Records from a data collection
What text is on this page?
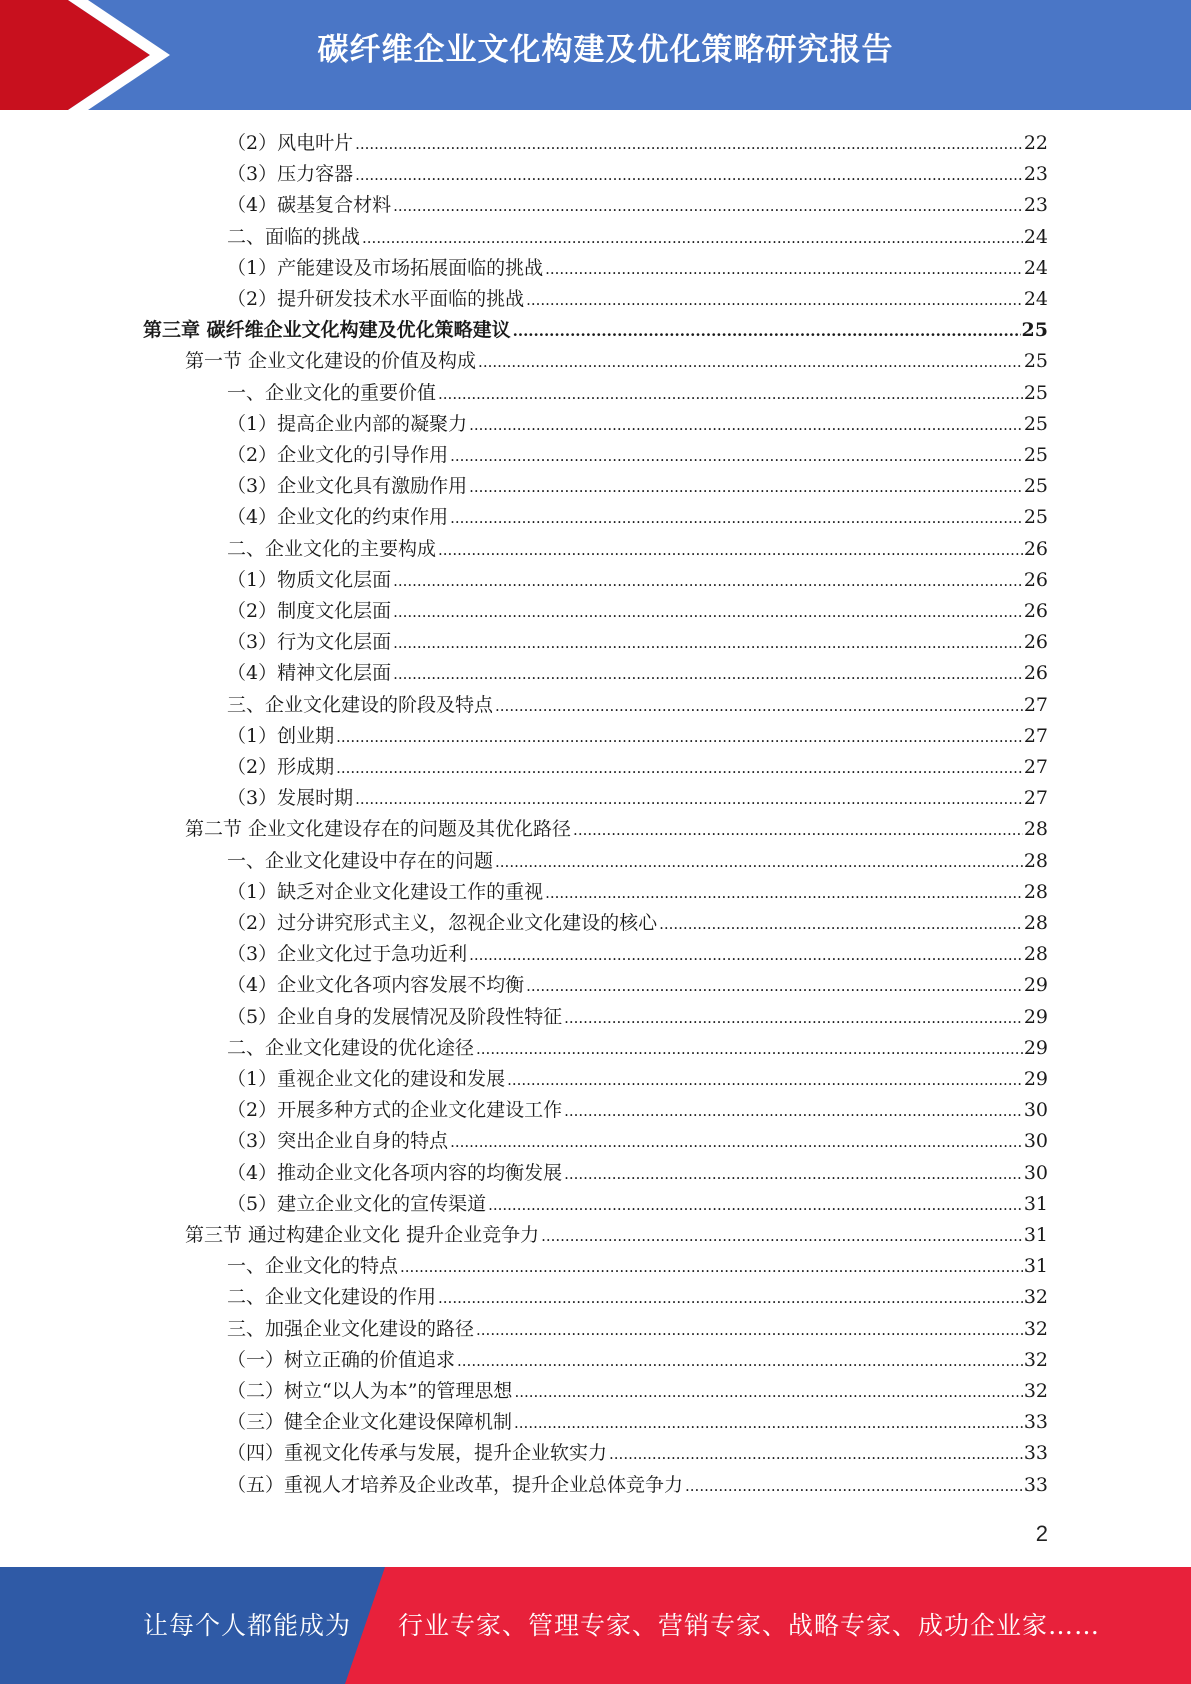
碳纤维企业文化构建及优化策略研究报告
（2）风电叶片 .....	22
（3）压力容器 .....	23
（4）碳基复合材料 .....	23
二、面临的挑战 .....	24
（1）产能建设及市场拓展面临的挑战 .....	24
（2）提升研发技术水平面临的挑战 .....	24
第三章 碳纤维企业文化构建及优化策略建议 .....	25
第一节 企业文化建设的价值及构成 .....	25
一、企业文化的重要价值 .....	25
（1）提高企业内部的凝聚力 .....	25
（2）企业文化的引导作用 .....	25
（3）企业文化具有激励作用 .....	25
（4）企业文化的约束作用 .....	25
二、企业文化的主要构成 .....	26
（1）物质文化层面 .....	26
（2）制度文化层面 .....	26
（3）行为文化层面 .....	26
（4）精神文化层面 .....	26
三、企业文化建设的阶段及特点 .....	27
（1）创业期 .....	27
（2）形成期 .....	27
（3）发展时期 .....	27
第二节 企业文化建设存在的问题及其优化路径 .....	28
一、企业文化建设中存在的问题 .....	28
（1）缺乏对企业文化建设工作的重视 .....	28
（2）过分讲究形式主义，忽视企业文化建设的核心 .....	28
（3）企业文化过于急功近利 .....	28
（4）企业文化各项内容发展不均衡 .....	29
（5）企业自身的发展情况及阶段性特征 .....	29
二、企业文化建设的优化途径 .....	29
（1）重视企业文化的建设和发展 .....	29
（2）开展多种方式的企业文化建设工作 .....	30
（3）突出企业自身的特点 .....	30
（4）推动企业文化各项内容的均衡发展 .....	30
（5）建立企业文化的宣传渠道 .....	31
第三节 通过构建企业文化 提升企业竞争力 .....	31
一、企业文化的特点 .....	31
二、企业文化建设的作用 .....	32
三、加强企业文化建设的路径 .....	32
（一）树立正确的价值追求 .....	32
（二）树立“以人为本”的管理思想 .....	32
（三）健全企业文化建设保障机制 .....	33
（四）重视文化传承与发展，提升企业软实力 .....	33
（五）重视人才培养及企业改革，提升企业总体竞争力 .....	33
2
让每个人都能成为 行业专家、管理专家、营销专家、战略专家、成功企业家……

*YOUR TASK*:
Quote the material word for word, dropping any images it holds.

*EXERCISE RESULT*:
What text is on this page?
碳纤维企业文化构建及优化策略研究报告
（2）风电叶片 .....	22
（3）压力容器 .....	23
（4）碳基复合材料 .....	23
二、面临的挑战 .....	24
（1）产能建设及市场拓展面临的挑战 .....	24
（2）提升研发技术水平面临的挑战 .....	24
第三章 碳纤维企业文化构建及优化策略建议 .....	25
第一节 企业文化建设的价值及构成 .....	25
一、企业文化的重要价值 .....	25
（1）提高企业内部的凝聚力 .....	25
（2）企业文化的引导作用 .....	25
（3）企业文化具有激励作用 .....	25
（4）企业文化的约束作用 .....	25
二、企业文化的主要构成 .....	26
（1）物质文化层面 .....	26
（2）制度文化层面 .....	26
（3）行为文化层面 .....	26
（4）精神文化层面 .....	26
三、企业文化建设的阶段及特点 .....	27
（1）创业期 .....	27
（2）形成期 .....	27
（3）发展时期 .....	27
第二节 企业文化建设存在的问题及其优化路径 .....	28
一、企业文化建设中存在的问题 .....	28
（1）缺乏对企业文化建设工作的重视 .....	28
（2）过分讲究形式主义，忽视企业文化建设的核心 .....	28
（3）企业文化过于急功近利 .....	28
（4）企业文化各项内容发展不均衡 .....	29
（5）企业自身的发展情况及阶段性特征 .....	29
二、企业文化建设的优化途径 .....	29
（1）重视企业文化的建设和发展 .....	29
（2）开展多种方式的企业文化建设工作 .....	30
（3）突出企业自身的特点 .....	30
（4）推动企业文化各项内容的均衡发展 .....	30
（5）建立企业文化的宣传渠道 .....	31
第三节 通过构建企业文化 提升企业竞争力 .....	31
一、企业文化的特点 .....	31
二、企业文化建设的作用 .....	32
三、加强企业文化建设的路径 .....	32
（一）树立正确的价值追求 .....	32
（二）树立“以人为本”的管理思想 .....	32
（三）健全企业文化建设保障机制 .....	33
（四）重视文化传承与发展，提升企业软实力 .....	33
（五）重视人才培养及企业改革，提升企业总体竞争力 .....	33
2
让每个人都能成为 行业专家、管理专家、营销专家、战略专家、成功企业家……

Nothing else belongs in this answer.